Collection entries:

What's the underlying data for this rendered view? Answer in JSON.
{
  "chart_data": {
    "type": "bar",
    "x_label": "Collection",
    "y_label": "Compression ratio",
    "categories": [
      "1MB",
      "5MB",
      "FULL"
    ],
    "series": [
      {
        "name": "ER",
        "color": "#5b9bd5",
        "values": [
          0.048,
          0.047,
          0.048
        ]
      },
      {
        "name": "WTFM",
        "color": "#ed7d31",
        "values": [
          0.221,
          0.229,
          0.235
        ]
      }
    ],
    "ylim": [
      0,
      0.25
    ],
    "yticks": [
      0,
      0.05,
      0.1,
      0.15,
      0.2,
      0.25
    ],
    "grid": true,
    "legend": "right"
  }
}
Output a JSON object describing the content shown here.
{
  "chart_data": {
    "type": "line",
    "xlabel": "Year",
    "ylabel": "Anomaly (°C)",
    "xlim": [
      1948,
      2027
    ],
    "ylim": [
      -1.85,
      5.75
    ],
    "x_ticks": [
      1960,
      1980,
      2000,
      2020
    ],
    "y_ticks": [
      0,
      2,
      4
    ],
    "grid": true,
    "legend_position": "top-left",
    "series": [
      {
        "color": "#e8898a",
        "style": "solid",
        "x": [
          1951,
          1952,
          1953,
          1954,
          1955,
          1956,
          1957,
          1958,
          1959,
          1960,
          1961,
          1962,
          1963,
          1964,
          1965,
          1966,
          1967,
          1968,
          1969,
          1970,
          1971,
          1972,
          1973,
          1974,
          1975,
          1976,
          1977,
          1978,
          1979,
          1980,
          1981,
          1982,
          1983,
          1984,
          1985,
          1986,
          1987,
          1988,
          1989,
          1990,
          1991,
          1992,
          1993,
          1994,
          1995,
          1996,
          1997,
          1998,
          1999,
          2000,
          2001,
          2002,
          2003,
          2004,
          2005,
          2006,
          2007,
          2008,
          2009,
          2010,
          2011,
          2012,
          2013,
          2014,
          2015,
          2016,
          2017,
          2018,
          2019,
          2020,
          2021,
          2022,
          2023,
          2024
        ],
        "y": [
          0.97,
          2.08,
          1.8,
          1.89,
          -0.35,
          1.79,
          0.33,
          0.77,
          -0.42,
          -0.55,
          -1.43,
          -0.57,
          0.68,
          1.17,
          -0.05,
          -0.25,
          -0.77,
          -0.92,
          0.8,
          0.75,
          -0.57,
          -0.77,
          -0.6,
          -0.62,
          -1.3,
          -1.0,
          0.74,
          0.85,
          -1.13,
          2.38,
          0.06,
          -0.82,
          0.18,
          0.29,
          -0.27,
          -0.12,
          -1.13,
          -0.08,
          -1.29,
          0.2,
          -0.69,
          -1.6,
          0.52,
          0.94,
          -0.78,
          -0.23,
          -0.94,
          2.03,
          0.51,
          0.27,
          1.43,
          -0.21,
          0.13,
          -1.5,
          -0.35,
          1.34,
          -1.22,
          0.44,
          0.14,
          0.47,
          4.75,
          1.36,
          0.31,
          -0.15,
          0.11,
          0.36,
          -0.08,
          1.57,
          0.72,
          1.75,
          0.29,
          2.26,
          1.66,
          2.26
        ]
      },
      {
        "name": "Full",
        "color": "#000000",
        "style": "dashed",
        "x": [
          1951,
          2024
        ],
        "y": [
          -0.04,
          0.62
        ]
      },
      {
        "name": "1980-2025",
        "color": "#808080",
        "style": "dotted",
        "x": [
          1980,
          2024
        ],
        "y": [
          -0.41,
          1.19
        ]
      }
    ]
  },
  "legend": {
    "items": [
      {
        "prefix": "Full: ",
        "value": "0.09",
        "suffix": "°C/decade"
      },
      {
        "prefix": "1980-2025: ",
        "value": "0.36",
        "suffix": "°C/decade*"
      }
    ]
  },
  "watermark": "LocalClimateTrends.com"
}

TASK STATEMENT:
Show every line from the entries above in which "color" appears.

SOLVED EXERCISE:
        "color": "#5b9bd5",
        "color": "#ed7d31",
        "color": "#e8898a",
        "color": "#000000",
        "color": "#808080",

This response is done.